• PROBLEM TO SOLVE:
Can you write out every line of the data below without changing anything, leaving out the pictures?

• EXCERPTED DATA:
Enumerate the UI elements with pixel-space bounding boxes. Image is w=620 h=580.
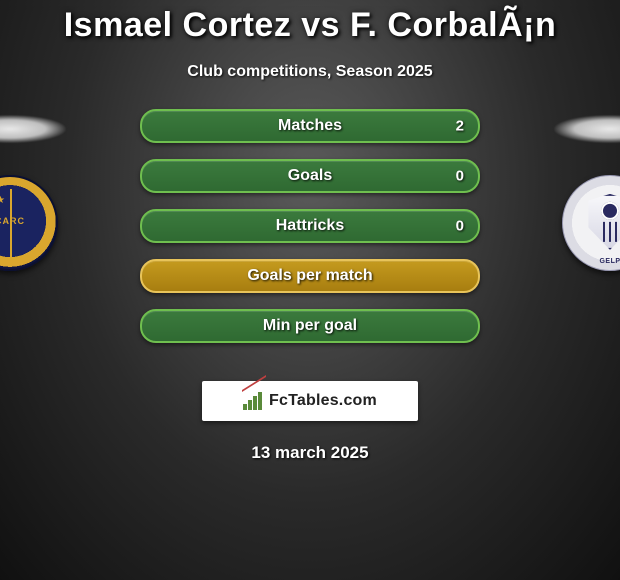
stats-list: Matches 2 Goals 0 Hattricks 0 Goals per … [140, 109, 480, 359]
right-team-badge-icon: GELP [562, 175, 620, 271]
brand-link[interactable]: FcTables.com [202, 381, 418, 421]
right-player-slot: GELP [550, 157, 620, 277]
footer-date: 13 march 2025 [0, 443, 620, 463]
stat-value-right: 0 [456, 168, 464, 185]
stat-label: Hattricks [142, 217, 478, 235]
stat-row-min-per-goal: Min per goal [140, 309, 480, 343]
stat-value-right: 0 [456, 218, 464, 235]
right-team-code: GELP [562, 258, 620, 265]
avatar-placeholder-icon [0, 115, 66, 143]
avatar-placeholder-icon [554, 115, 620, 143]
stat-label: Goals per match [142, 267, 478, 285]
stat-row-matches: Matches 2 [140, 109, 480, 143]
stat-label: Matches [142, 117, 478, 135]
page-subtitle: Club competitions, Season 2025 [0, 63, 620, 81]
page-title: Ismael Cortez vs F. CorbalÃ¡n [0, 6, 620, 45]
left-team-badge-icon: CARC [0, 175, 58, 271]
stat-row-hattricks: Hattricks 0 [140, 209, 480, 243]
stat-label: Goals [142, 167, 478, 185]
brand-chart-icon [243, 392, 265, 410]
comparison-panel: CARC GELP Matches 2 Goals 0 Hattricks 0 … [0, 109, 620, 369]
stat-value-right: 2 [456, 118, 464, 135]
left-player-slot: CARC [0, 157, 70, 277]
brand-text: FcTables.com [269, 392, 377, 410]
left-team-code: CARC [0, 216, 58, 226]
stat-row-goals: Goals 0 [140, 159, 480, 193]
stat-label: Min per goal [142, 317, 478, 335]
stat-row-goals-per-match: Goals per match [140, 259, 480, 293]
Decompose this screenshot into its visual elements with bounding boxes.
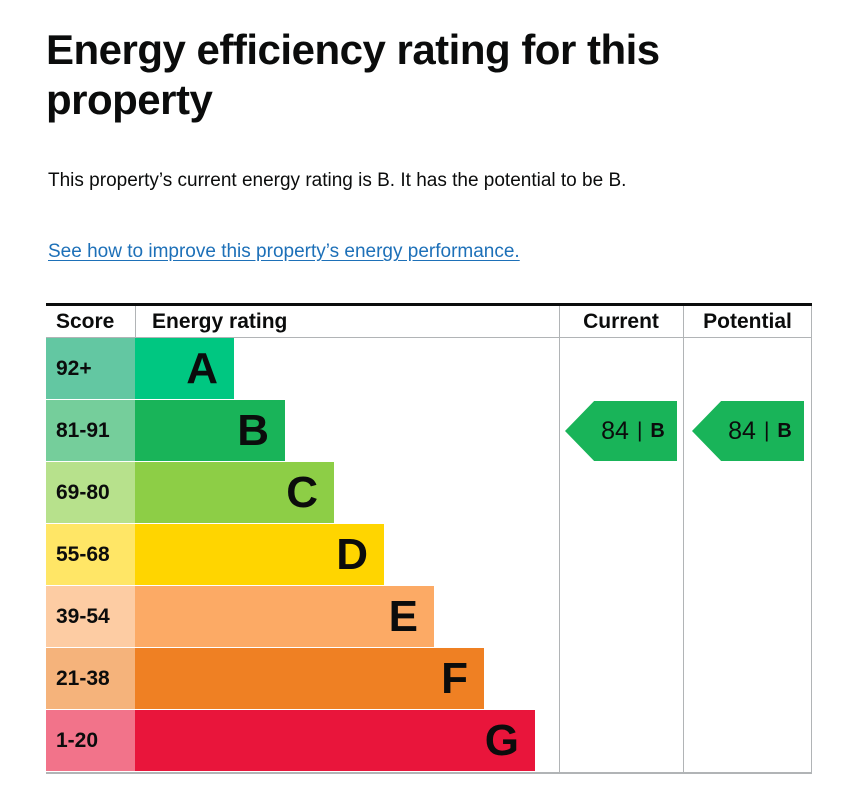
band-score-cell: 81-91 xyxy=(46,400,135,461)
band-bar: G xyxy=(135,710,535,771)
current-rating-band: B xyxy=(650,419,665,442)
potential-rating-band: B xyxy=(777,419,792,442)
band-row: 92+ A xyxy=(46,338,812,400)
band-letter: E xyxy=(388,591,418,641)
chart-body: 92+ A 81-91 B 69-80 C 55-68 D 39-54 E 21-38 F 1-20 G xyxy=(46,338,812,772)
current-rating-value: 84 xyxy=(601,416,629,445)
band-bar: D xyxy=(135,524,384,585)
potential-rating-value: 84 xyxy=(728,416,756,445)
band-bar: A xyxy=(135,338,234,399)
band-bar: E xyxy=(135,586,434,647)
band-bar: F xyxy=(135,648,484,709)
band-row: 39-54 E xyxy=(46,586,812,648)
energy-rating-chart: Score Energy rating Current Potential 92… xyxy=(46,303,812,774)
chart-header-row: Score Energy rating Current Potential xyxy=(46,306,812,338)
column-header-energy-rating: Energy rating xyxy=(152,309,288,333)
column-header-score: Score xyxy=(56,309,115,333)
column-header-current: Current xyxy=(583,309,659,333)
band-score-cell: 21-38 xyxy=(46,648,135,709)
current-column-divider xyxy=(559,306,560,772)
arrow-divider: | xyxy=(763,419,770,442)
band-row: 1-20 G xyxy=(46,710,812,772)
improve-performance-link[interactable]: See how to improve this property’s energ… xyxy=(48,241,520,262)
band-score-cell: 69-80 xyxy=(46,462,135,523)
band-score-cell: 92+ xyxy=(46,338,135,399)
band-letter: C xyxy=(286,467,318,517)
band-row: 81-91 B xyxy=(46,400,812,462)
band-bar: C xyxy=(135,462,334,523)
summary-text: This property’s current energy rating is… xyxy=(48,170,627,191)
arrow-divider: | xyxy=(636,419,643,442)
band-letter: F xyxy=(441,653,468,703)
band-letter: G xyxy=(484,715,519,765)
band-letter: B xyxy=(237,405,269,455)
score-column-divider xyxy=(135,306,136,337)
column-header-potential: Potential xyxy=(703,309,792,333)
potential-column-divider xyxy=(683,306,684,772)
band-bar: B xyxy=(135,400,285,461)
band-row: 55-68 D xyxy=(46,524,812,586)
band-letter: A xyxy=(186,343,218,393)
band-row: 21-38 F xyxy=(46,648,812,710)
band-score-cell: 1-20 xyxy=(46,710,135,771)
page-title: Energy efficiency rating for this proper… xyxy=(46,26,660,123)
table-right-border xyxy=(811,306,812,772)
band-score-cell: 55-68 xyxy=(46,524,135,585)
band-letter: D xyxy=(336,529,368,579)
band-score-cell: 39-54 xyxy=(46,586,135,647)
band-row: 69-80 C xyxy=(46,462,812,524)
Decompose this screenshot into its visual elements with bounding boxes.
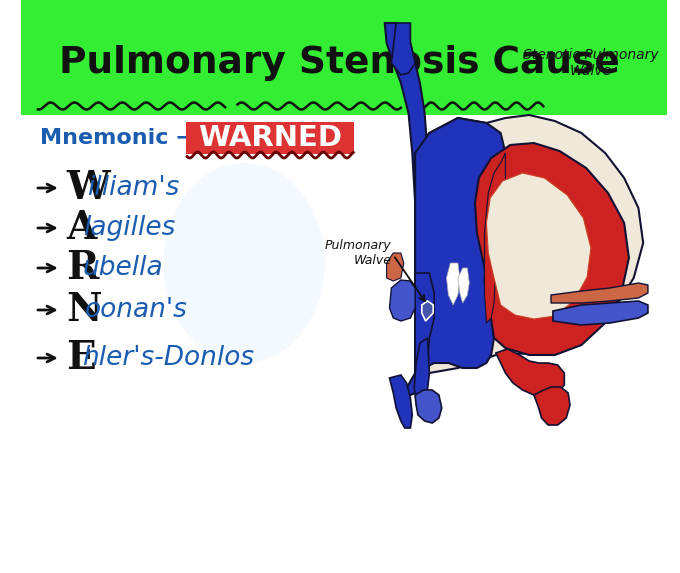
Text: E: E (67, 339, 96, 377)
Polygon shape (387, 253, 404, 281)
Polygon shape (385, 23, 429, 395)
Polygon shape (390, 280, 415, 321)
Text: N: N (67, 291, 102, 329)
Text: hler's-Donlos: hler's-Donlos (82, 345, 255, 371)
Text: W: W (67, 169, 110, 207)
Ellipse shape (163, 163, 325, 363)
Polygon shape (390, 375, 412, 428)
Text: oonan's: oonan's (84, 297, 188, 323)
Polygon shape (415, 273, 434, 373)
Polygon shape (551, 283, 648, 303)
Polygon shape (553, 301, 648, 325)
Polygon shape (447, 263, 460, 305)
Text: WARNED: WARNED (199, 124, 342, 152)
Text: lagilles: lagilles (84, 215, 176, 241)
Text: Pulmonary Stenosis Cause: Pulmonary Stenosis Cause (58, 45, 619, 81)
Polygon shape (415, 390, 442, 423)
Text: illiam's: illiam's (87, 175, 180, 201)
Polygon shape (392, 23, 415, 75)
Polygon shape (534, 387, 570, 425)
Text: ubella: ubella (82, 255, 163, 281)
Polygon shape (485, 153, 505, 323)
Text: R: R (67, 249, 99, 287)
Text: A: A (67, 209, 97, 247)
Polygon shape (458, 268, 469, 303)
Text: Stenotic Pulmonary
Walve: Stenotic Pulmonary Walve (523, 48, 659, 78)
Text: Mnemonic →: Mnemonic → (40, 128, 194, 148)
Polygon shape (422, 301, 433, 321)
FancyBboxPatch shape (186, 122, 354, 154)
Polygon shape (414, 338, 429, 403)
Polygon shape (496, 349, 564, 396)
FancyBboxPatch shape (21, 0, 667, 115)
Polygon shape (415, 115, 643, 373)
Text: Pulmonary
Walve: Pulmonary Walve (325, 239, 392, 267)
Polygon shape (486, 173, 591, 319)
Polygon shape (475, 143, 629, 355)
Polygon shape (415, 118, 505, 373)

• REPLY TO THE TASK:
Enumerate the UI elements with pixel-space bounding boxes. Image is w=620 h=580.
stats-list: Matches 2 Goals 0 Hattricks 0 Goals per … [140, 109, 480, 359]
right-team-badge-icon: GELP [562, 175, 620, 271]
brand-link[interactable]: FcTables.com [202, 381, 418, 421]
right-player-slot: GELP [550, 157, 620, 277]
footer-date: 13 march 2025 [0, 443, 620, 463]
stat-value-right: 0 [456, 168, 464, 185]
stat-label: Hattricks [142, 217, 478, 235]
stat-row-min-per-goal: Min per goal [140, 309, 480, 343]
stat-value-right: 0 [456, 218, 464, 235]
right-team-code: GELP [562, 258, 620, 265]
avatar-placeholder-icon [0, 115, 66, 143]
avatar-placeholder-icon [554, 115, 620, 143]
stat-label: Goals per match [142, 267, 478, 285]
stat-row-matches: Matches 2 [140, 109, 480, 143]
stat-label: Matches [142, 117, 478, 135]
page-subtitle: Club competitions, Season 2025 [0, 63, 620, 81]
page-title: Ismael Cortez vs F. CorbalÃ¡n [0, 6, 620, 45]
left-team-badge-icon: CARC [0, 175, 58, 271]
stat-row-hattricks: Hattricks 0 [140, 209, 480, 243]
stat-label: Goals [142, 167, 478, 185]
brand-chart-icon [243, 392, 265, 410]
comparison-panel: CARC GELP Matches 2 Goals 0 Hattricks 0 … [0, 109, 620, 369]
stat-value-right: 2 [456, 118, 464, 135]
left-player-slot: CARC [0, 157, 70, 277]
brand-text: FcTables.com [269, 392, 377, 410]
left-team-code: CARC [0, 216, 58, 226]
stat-row-goals: Goals 0 [140, 159, 480, 193]
stat-label: Min per goal [142, 317, 478, 335]
stat-row-goals-per-match: Goals per match [140, 259, 480, 293]
Decompose this screenshot into its visual elements with bounding boxes.
band-score-cell: 81-91 xyxy=(46,400,135,461)
band-bar: G xyxy=(135,710,535,771)
current-rating-band: B xyxy=(650,419,665,442)
potential-rating-band: B xyxy=(777,419,792,442)
band-row: 92+ A xyxy=(46,338,812,400)
band-letter: E xyxy=(388,591,418,641)
chart-body: 92+ A 81-91 B 69-80 C 55-68 D 39-54 E 21-38 F 1-20 G xyxy=(46,338,812,772)
current-rating-value: 84 xyxy=(601,416,629,445)
band-bar: D xyxy=(135,524,384,585)
potential-rating-value: 84 xyxy=(728,416,756,445)
band-bar: A xyxy=(135,338,234,399)
band-bar: E xyxy=(135,586,434,647)
band-bar: F xyxy=(135,648,484,709)
band-row: 39-54 E xyxy=(46,586,812,648)
energy-rating-chart: Score Energy rating Current Potential 92… xyxy=(46,303,812,774)
chart-header-row: Score Energy rating Current Potential xyxy=(46,306,812,338)
column-header-energy-rating: Energy rating xyxy=(152,309,288,333)
column-header-score: Score xyxy=(56,309,115,333)
column-header-current: Current xyxy=(583,309,659,333)
band-score-cell: 21-38 xyxy=(46,648,135,709)
current-column-divider xyxy=(559,306,560,772)
arrow-divider: | xyxy=(763,419,770,442)
band-row: 1-20 G xyxy=(46,710,812,772)
improve-performance-link[interactable]: See how to improve this property’s energ… xyxy=(48,241,520,262)
band-score-cell: 69-80 xyxy=(46,462,135,523)
band-score-cell: 92+ xyxy=(46,338,135,399)
band-letter: C xyxy=(286,467,318,517)
band-row: 81-91 B xyxy=(46,400,812,462)
band-bar: C xyxy=(135,462,334,523)
summary-text: This property’s current energy rating is… xyxy=(48,170,627,191)
arrow-divider: | xyxy=(636,419,643,442)
band-letter: F xyxy=(441,653,468,703)
band-letter: G xyxy=(484,715,519,765)
band-letter: B xyxy=(237,405,269,455)
score-column-divider xyxy=(135,306,136,337)
column-header-potential: Potential xyxy=(703,309,792,333)
potential-column-divider xyxy=(683,306,684,772)
band-bar: B xyxy=(135,400,285,461)
band-row: 55-68 D xyxy=(46,524,812,586)
band-letter: A xyxy=(186,343,218,393)
band-row: 21-38 F xyxy=(46,648,812,710)
band-score-cell: 1-20 xyxy=(46,710,135,771)
page-title: Energy efficiency rating for this proper… xyxy=(46,26,660,123)
table-right-border xyxy=(811,306,812,772)
band-score-cell: 55-68 xyxy=(46,524,135,585)
band-letter: D xyxy=(336,529,368,579)
band-score-cell: 39-54 xyxy=(46,586,135,647)
band-row: 69-80 C xyxy=(46,462,812,524)
Decompose this screenshot into its visual elements with bounding boxes.
Text: E: E (67, 339, 96, 377)
Polygon shape (387, 253, 404, 281)
Polygon shape (385, 23, 429, 395)
Polygon shape (390, 280, 415, 321)
Text: N: N (67, 291, 102, 329)
Text: hler's-Donlos: hler's-Donlos (82, 345, 255, 371)
Text: W: W (67, 169, 110, 207)
Ellipse shape (163, 163, 325, 363)
Polygon shape (390, 375, 412, 428)
Text: oonan's: oonan's (84, 297, 188, 323)
Polygon shape (415, 273, 434, 373)
Polygon shape (551, 283, 648, 303)
Polygon shape (553, 301, 648, 325)
Polygon shape (447, 263, 460, 305)
Text: WARNED: WARNED (199, 124, 342, 152)
Text: lagilles: lagilles (84, 215, 176, 241)
Text: Pulmonary Stenosis Cause: Pulmonary Stenosis Cause (58, 45, 619, 81)
Polygon shape (415, 390, 442, 423)
Text: illiam's: illiam's (87, 175, 180, 201)
Polygon shape (392, 23, 415, 75)
Polygon shape (534, 387, 570, 425)
Text: ubella: ubella (82, 255, 163, 281)
Polygon shape (485, 153, 505, 323)
Text: R: R (67, 249, 99, 287)
Text: A: A (67, 209, 97, 247)
Polygon shape (458, 268, 469, 303)
Text: Stenotic Pulmonary
Walve: Stenotic Pulmonary Walve (523, 48, 659, 78)
Text: Mnemonic →: Mnemonic → (40, 128, 194, 148)
Polygon shape (422, 301, 433, 321)
FancyBboxPatch shape (186, 122, 354, 154)
Polygon shape (414, 338, 429, 403)
Polygon shape (496, 349, 564, 396)
FancyBboxPatch shape (21, 0, 667, 115)
Polygon shape (415, 115, 643, 373)
Text: Pulmonary
Walve: Pulmonary Walve (325, 239, 392, 267)
Polygon shape (486, 173, 591, 319)
Polygon shape (475, 143, 629, 355)
Polygon shape (415, 118, 505, 373)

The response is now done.